2. Improved Chicken Swarm Algorithm

The stochastic optimization algorithm that simulates the behavioral habits of chickens and the hierarchy within the swarm is called chicken swarm optimization (CSO). The basic idea of the CSO algorithm is to classify chickens into roosters, hens and chicks according to their fitness values. Assuming a series of rules, different types of chickens follow different movement rules and compete with each other to find food. The CSO algorithm is a global optimization algorithm.

The chicken swarm algorithm employs the following rules.

In a chicken swarm, there are several groups. Each group consists of a dominant rooster and several hens and chicks.

Adaptation determines the status of the chickens (roosters, hens and chicks). Several of the best-adapted chickens will be treated as roosters, with each rooster being the lead rooster in a group. A few of the least well-adapted chickens will be designated as chicks and the others as hens. The hens randomly choose which group to live in. The mother–child relationship between the hen and the chick is also randomly established.

(STORED RECORDS):
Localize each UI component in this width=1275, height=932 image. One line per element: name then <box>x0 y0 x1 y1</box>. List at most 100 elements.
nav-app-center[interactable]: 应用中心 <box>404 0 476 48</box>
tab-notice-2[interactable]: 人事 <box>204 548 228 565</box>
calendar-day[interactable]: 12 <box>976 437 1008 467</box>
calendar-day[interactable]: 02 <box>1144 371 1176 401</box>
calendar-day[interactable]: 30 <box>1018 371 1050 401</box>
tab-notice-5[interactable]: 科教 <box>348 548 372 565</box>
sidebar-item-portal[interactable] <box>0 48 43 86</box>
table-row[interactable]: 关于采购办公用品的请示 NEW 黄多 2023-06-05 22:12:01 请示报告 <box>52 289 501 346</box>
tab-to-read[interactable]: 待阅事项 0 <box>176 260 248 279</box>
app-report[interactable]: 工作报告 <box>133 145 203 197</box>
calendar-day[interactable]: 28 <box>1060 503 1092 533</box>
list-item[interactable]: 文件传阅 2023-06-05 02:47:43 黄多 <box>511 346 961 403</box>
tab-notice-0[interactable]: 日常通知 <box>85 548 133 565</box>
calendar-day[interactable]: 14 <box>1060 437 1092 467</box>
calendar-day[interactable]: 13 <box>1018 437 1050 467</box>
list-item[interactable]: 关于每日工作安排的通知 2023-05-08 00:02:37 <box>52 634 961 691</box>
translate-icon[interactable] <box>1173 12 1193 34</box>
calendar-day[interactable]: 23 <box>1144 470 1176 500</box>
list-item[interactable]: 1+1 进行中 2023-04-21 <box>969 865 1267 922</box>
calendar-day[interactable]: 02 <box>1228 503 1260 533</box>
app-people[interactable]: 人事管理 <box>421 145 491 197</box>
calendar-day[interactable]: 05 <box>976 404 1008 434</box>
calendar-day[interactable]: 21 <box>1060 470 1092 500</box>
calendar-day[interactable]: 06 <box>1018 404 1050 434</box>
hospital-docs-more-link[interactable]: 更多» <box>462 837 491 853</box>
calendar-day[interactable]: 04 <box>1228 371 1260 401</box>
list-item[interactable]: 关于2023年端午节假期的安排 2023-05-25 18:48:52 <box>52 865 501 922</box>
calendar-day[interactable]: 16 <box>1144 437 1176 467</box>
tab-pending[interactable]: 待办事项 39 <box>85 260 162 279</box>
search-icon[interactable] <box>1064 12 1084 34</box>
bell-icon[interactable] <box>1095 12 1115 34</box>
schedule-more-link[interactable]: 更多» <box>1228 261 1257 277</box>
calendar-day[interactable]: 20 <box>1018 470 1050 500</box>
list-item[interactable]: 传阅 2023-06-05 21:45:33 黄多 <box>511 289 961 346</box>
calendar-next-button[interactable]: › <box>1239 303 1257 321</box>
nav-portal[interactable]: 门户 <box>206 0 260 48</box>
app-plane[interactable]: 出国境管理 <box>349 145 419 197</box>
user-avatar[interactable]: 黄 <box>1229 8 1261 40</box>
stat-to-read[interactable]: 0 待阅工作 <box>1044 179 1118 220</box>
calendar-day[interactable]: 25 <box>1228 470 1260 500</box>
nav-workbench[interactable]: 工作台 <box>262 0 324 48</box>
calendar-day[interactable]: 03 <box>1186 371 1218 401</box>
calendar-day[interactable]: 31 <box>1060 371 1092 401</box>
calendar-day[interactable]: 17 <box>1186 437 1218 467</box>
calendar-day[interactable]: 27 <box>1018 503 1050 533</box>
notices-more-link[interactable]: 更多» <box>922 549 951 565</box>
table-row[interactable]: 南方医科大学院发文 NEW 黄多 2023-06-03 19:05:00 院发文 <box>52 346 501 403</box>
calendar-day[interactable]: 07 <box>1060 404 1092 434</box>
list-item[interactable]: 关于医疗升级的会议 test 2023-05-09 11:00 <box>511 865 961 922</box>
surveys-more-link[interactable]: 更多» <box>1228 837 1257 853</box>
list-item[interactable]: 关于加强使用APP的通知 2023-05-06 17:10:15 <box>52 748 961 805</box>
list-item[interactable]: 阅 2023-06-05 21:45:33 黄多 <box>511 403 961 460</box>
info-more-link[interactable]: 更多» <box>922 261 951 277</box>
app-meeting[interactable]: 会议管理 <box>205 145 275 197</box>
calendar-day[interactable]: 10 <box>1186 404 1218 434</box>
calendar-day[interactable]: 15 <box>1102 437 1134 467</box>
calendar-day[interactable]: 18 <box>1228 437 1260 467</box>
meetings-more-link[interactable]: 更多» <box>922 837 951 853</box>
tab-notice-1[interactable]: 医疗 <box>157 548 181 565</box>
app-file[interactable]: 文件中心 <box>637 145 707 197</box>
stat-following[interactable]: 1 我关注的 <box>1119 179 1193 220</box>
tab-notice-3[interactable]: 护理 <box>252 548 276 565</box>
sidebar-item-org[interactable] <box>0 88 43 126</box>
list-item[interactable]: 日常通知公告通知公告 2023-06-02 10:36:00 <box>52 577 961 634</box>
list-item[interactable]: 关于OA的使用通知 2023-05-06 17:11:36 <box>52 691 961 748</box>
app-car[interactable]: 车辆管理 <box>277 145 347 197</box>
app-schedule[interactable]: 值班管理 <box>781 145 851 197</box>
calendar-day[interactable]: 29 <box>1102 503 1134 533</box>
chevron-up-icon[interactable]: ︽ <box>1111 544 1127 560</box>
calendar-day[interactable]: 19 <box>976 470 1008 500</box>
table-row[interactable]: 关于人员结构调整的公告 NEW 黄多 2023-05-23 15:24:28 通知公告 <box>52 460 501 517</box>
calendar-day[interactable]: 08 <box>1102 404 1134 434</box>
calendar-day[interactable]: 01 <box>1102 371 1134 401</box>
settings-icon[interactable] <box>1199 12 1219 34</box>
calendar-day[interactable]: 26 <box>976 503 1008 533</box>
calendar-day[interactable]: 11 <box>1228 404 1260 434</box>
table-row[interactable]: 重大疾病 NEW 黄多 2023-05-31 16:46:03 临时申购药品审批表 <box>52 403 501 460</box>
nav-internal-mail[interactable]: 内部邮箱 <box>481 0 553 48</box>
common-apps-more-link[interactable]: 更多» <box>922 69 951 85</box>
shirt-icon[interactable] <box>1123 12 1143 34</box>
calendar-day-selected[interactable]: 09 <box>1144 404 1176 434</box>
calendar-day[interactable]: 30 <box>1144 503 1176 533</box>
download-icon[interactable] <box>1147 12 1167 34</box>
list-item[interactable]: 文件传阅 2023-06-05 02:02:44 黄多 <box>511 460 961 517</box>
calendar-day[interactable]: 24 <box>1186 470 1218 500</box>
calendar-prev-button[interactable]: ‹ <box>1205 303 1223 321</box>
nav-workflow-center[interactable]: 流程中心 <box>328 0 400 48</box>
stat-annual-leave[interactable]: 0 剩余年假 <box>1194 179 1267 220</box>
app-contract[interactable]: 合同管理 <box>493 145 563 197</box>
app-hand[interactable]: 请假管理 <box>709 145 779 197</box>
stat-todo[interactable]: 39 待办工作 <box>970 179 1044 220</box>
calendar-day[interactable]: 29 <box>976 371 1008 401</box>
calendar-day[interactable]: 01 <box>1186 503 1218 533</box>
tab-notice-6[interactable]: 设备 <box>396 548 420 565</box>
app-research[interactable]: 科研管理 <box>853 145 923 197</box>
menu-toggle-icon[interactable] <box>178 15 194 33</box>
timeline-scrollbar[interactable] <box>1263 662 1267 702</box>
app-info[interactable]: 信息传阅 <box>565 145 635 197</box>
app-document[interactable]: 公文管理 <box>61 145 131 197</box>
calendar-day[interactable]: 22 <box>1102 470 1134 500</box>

(WHAT TO WORK ON):
1) Using the chicken swarm optimization text, answer these:
(a) Into which three types does the CSO algorithm classify chickens, and on what basis?
(b) What does each group in a chicken swarm consist of?
(c) How is the mother–child relationship between a hen and a chick established?
2) Write the next part of the chicken swarm optimization text, starting after its final sentence.

(THE ANSWERS):
1)
(a) Roosters, hens and chicks, according to their fitness values.
(b) A dominant rooster and several hens and chicks.
(c) It is established randomly.

2)
The hierarchical order, dominance and mother–child relationships within the group remain unchanged. These states are renewed every $G$ generations.

Each group is renewed differently, with the hens in each group following the roosters in that group to forage for food or randomly stealing food from other groups; the chicks in each group similarly follow the mother hen to forage for food.

The individual’s position corresponds to the optimization problem’s solution, and the algorithm replaces the lagging individuals from the previous generation with a new generation of outstanding individuals at each iteration.

The total number of clusters in the population is $N_{pop}$, the number of roosters is $N_r$, the number of hens is $N_h$, the number of chicks is $N_h$ and the number of mother hens is $N_m$. The mother hen is chosen randomly from among the hens and has chicks that follow her.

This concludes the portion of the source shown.